WHAT THE TASK REQUIRES
Collect all lines from the records below that include the word "платежи".

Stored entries
+++
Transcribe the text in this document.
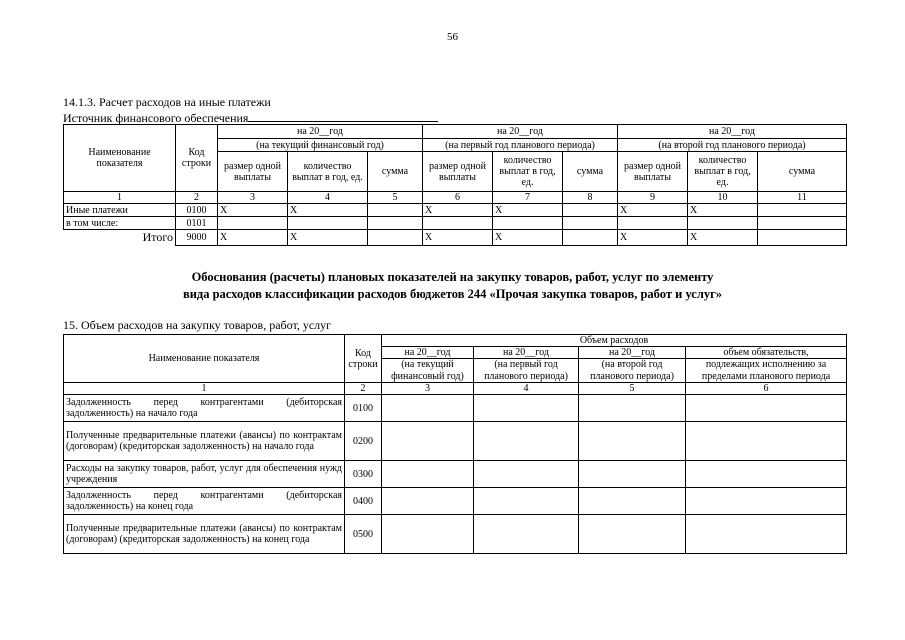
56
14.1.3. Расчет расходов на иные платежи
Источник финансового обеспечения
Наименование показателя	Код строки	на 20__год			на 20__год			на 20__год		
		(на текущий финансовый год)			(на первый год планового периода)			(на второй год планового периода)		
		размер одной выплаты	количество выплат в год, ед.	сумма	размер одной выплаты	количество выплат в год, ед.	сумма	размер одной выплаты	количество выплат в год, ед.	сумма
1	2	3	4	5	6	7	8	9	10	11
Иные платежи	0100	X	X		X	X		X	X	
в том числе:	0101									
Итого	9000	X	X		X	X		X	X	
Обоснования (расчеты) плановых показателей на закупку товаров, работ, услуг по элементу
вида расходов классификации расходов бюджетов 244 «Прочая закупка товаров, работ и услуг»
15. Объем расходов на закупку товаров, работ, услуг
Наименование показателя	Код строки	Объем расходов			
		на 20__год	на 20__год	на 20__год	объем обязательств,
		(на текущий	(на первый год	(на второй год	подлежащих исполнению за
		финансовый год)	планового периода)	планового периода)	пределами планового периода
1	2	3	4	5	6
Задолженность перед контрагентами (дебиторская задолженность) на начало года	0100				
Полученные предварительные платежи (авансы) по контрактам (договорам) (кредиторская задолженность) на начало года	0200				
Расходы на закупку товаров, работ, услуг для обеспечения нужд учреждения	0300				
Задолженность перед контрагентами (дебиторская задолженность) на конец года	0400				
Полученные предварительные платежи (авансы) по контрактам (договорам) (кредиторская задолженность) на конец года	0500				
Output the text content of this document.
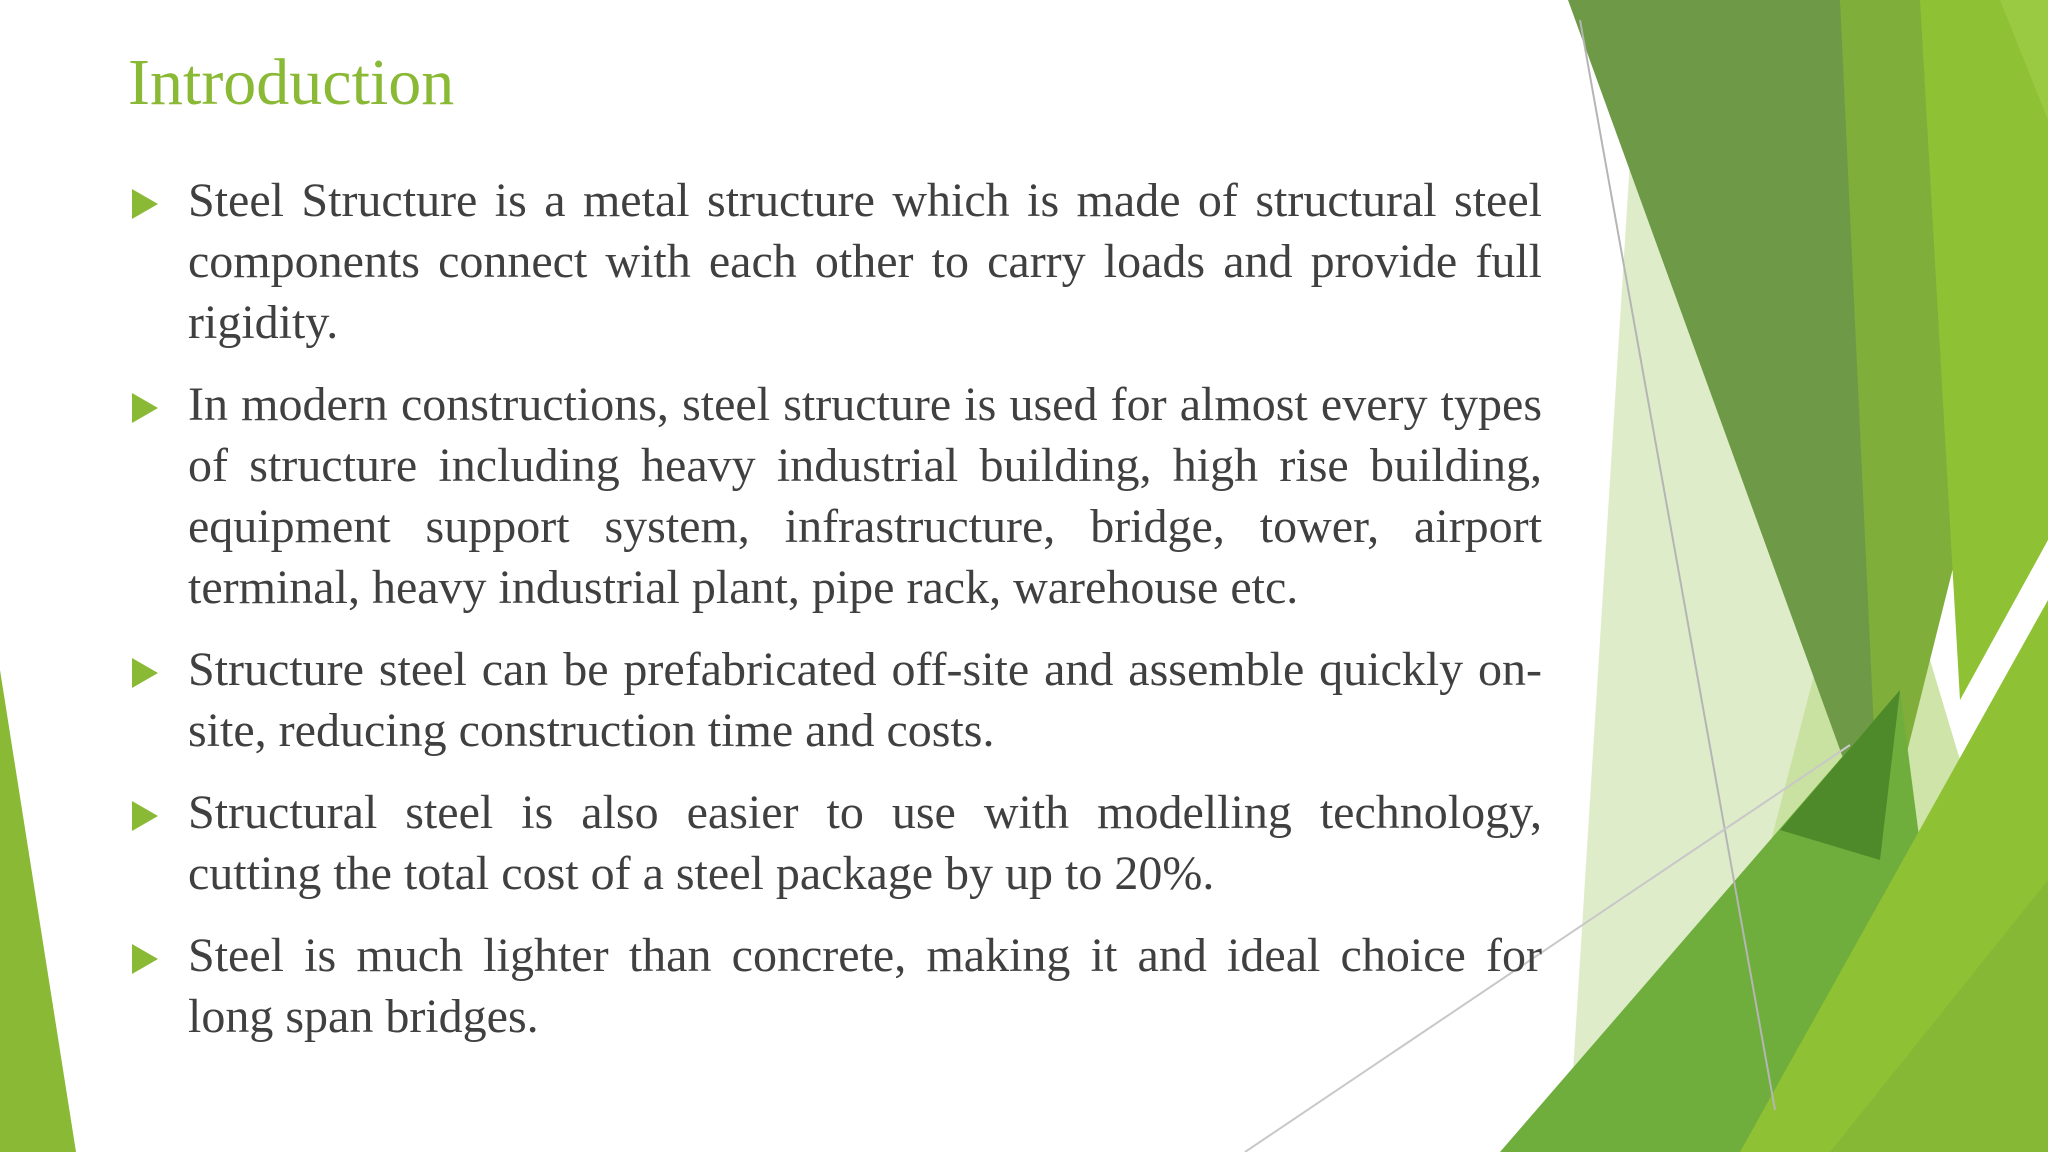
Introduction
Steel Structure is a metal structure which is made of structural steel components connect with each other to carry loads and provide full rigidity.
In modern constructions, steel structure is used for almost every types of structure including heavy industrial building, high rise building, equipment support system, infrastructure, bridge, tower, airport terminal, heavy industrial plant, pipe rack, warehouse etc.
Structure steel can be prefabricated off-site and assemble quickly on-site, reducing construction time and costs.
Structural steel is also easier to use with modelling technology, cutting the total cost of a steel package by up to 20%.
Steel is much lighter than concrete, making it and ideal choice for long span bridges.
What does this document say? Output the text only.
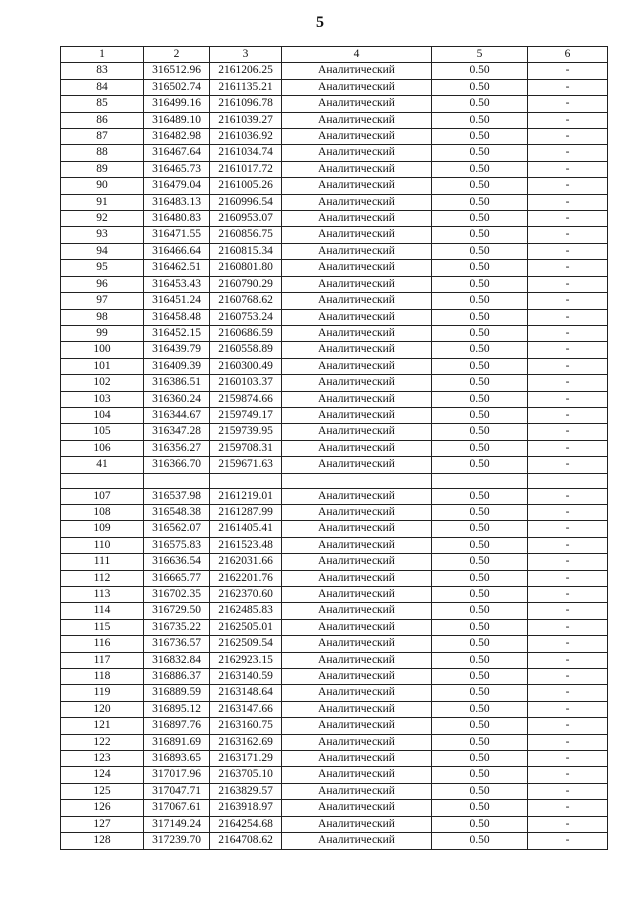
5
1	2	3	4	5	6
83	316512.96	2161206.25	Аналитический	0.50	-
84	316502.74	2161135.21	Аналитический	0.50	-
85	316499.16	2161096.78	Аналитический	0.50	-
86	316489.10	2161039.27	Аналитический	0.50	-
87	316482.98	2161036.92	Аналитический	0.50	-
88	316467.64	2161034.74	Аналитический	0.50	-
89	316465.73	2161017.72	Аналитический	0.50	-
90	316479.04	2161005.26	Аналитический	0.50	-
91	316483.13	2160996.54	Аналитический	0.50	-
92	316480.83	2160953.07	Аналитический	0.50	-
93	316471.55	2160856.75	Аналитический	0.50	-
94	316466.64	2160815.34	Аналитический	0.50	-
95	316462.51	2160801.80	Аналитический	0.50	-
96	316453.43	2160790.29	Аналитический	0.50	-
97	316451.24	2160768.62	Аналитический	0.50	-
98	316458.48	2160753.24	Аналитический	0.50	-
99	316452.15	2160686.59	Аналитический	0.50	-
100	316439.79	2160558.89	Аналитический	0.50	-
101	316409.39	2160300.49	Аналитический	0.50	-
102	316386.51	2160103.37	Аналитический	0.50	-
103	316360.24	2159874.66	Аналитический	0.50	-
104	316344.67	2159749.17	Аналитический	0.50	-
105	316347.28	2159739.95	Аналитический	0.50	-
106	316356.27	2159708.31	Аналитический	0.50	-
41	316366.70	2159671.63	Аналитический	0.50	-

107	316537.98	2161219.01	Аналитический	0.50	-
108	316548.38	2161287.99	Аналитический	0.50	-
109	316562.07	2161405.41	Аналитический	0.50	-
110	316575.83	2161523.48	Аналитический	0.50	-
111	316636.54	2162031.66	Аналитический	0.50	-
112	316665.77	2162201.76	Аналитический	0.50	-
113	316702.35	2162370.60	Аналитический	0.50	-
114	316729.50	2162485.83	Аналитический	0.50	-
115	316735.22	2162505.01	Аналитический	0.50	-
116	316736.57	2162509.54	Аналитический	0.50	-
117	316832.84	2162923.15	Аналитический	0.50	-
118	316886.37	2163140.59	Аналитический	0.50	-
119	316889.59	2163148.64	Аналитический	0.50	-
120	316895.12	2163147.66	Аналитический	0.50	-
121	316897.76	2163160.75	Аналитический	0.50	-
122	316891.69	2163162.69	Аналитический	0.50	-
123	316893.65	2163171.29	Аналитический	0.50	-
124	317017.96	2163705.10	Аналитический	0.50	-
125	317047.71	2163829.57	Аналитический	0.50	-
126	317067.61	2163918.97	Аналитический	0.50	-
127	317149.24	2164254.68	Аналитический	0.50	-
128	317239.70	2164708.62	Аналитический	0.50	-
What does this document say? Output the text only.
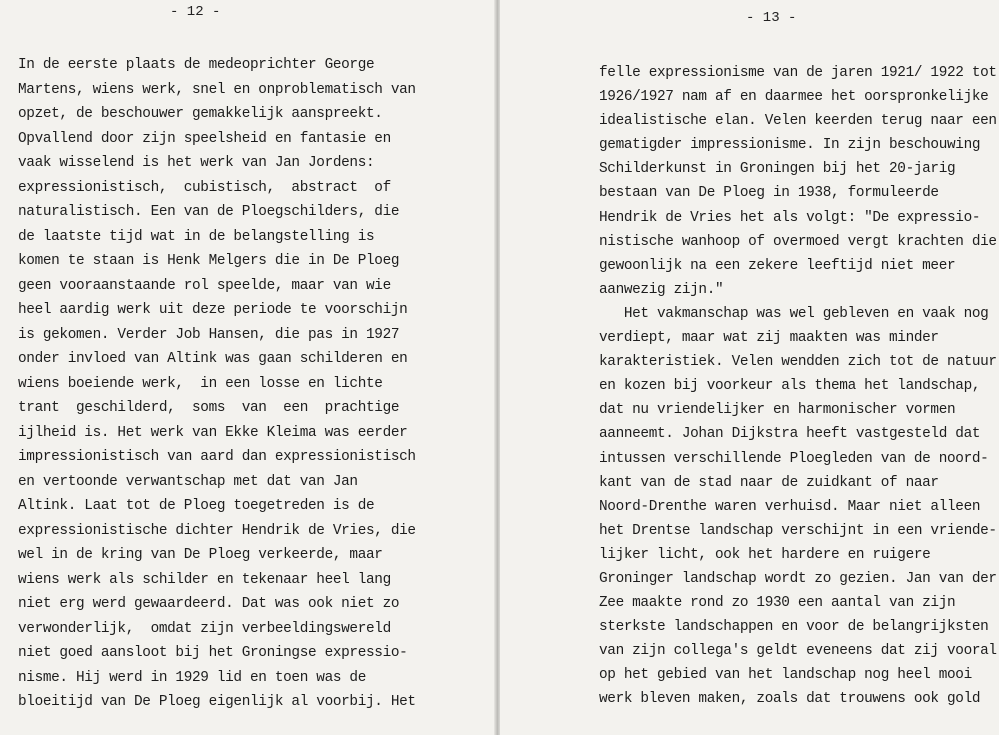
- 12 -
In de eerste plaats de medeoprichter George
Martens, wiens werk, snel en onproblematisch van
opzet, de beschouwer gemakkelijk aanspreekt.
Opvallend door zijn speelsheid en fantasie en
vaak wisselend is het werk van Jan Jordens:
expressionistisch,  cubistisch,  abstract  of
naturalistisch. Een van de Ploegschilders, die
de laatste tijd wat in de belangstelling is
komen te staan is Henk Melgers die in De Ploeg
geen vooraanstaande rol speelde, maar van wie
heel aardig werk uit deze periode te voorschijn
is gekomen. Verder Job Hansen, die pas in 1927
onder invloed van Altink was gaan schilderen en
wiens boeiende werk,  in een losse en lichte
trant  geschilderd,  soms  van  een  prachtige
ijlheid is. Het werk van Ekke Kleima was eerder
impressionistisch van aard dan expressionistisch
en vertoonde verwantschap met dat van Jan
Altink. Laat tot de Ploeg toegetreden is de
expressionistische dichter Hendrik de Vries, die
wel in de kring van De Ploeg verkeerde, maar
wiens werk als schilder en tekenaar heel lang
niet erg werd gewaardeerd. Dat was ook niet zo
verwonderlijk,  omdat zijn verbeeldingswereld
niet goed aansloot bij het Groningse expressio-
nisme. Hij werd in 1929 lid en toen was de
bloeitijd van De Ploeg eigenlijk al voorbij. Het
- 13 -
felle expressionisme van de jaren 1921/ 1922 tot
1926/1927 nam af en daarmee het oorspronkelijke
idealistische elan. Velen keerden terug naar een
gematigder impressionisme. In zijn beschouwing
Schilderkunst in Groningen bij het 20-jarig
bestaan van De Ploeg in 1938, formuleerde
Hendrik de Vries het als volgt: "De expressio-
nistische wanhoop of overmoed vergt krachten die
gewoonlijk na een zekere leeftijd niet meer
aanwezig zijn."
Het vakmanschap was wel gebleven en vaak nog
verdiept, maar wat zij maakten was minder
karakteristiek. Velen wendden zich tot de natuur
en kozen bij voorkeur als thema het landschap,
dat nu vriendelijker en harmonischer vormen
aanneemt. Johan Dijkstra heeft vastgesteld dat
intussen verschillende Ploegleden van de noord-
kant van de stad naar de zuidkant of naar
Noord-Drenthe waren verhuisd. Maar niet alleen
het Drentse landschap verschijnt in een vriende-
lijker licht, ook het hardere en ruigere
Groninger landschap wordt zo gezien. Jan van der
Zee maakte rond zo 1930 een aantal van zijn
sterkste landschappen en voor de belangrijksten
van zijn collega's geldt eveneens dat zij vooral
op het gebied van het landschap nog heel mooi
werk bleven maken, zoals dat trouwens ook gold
+++
THE RESPONSE
14.1.3. Расчет расходов на иные платежи
Иные платежи	0100	X	X		X	X		X	X	
Полученные предварительные платежи (авансы) по контрактам (договорам) (кредиторская задолженность) на начало года	0200				
Полученные предварительные платежи (авансы) по контрактам (договорам) (кредиторская задолженность) на конец года	0500				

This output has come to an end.